TO DO: Locate every line that holds the string "COMO" and copy it.

RECORDS FOR PROCESSING:
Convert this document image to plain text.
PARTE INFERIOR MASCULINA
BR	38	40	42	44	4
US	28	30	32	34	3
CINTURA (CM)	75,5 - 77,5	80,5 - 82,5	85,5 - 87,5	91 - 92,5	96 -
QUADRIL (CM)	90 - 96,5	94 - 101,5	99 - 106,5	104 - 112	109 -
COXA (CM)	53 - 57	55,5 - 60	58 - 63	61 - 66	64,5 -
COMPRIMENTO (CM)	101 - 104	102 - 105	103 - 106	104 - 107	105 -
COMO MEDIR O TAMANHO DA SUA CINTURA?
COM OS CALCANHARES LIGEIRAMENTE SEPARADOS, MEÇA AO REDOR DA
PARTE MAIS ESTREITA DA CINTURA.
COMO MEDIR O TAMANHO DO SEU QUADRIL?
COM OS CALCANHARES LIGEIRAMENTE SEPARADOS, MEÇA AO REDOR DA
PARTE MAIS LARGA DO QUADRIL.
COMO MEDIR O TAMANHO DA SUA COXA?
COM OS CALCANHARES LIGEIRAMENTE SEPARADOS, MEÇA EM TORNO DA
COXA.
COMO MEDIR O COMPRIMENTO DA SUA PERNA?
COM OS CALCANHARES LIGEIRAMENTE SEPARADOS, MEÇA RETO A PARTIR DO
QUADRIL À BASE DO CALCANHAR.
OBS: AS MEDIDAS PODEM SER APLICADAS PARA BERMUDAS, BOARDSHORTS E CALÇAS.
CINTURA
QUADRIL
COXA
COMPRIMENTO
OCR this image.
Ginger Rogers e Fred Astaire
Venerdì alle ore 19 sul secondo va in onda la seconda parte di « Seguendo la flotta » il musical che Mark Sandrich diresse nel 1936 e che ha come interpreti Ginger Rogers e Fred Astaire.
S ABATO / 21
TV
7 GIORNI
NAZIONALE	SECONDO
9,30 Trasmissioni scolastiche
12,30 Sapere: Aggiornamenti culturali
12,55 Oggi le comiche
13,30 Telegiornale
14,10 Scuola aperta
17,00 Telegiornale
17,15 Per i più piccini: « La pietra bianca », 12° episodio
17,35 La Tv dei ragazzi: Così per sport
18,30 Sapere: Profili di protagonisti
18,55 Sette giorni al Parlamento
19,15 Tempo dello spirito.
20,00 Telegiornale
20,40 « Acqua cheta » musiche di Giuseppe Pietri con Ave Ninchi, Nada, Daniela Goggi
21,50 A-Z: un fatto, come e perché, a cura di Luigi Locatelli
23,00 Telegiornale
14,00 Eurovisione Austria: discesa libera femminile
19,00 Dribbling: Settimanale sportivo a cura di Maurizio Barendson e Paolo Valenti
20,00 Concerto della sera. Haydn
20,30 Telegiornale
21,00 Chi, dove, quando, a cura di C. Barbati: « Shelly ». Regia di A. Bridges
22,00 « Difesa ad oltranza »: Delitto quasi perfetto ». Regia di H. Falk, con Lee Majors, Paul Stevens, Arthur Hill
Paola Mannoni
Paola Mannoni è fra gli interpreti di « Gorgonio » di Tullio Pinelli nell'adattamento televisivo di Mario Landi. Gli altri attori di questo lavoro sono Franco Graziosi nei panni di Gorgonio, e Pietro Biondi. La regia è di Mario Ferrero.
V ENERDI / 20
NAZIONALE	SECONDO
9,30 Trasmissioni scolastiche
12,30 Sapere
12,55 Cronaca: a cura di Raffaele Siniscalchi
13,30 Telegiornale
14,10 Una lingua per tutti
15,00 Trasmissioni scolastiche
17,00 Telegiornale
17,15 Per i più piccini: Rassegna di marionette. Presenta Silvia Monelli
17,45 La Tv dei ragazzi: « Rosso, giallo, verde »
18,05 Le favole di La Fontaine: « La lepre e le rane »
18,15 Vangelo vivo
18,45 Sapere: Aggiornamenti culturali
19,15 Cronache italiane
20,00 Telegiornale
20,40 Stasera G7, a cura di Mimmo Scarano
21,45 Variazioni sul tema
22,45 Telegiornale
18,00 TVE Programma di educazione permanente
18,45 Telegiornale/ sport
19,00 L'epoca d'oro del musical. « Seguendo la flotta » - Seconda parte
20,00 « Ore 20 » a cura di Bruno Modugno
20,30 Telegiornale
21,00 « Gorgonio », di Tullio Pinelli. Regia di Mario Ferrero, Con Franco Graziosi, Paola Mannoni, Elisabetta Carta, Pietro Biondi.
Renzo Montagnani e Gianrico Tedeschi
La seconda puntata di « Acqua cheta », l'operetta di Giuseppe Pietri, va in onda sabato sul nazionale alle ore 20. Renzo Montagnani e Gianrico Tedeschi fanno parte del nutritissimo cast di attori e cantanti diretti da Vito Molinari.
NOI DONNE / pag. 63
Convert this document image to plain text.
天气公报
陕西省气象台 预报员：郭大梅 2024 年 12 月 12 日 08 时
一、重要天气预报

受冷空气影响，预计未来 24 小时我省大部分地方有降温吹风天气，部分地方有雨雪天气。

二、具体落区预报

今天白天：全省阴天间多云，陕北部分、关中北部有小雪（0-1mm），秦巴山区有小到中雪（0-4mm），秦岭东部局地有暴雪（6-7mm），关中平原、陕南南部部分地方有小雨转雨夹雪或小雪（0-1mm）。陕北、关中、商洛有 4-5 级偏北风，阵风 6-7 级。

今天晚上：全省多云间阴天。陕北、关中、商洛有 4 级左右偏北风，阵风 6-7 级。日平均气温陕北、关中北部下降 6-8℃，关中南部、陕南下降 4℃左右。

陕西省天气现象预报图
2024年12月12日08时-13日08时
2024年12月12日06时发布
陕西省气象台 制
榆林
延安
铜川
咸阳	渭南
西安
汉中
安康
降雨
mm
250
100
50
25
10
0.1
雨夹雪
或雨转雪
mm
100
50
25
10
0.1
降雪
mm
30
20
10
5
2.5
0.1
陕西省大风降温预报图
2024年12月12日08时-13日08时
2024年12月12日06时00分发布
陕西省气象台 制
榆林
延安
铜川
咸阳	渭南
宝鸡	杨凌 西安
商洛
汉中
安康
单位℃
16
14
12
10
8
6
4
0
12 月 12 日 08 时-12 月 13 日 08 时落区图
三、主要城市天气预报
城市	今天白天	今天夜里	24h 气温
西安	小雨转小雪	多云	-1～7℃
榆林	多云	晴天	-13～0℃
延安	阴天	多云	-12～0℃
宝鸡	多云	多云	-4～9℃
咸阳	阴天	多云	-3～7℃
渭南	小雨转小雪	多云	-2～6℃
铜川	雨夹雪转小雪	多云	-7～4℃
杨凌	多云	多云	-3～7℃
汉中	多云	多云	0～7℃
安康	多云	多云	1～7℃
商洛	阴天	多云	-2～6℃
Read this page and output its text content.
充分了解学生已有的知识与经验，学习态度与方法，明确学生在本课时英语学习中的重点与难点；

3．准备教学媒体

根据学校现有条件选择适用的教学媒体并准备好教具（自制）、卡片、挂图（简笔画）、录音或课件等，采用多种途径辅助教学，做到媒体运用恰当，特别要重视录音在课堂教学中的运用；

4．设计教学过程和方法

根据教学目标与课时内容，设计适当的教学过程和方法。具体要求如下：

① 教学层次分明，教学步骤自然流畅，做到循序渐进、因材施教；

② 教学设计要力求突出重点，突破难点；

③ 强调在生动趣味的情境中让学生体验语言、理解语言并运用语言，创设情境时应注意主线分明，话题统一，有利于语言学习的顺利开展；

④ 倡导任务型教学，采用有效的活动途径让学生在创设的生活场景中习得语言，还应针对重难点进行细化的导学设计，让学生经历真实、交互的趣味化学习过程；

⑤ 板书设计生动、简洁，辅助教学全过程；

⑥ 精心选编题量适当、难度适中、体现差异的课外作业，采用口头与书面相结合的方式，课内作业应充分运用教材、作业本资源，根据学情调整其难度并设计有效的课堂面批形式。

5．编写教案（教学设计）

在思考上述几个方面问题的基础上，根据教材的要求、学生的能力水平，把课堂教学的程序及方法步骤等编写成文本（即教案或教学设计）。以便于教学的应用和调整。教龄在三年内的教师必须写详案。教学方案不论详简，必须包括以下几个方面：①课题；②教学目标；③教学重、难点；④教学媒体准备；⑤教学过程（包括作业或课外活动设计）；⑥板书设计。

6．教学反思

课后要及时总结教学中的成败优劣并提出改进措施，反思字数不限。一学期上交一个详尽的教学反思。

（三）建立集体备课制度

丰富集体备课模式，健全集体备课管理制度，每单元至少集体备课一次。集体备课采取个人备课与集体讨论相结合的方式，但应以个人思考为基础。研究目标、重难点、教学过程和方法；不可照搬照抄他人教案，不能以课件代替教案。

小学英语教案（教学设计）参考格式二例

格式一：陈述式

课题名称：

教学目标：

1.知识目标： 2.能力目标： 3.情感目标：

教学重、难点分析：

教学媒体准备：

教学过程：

SOLUTION TO THIS EXERCISE:
COMO MEDIR O TAMANHO DA SUA CINTURA?
COMO MEDIR O TAMANHO DO SEU QUADRIL?
COMO MEDIR O TAMANHO DA SUA COXA?
COMO MEDIR O COMPRIMENTO DA SUA PERNA?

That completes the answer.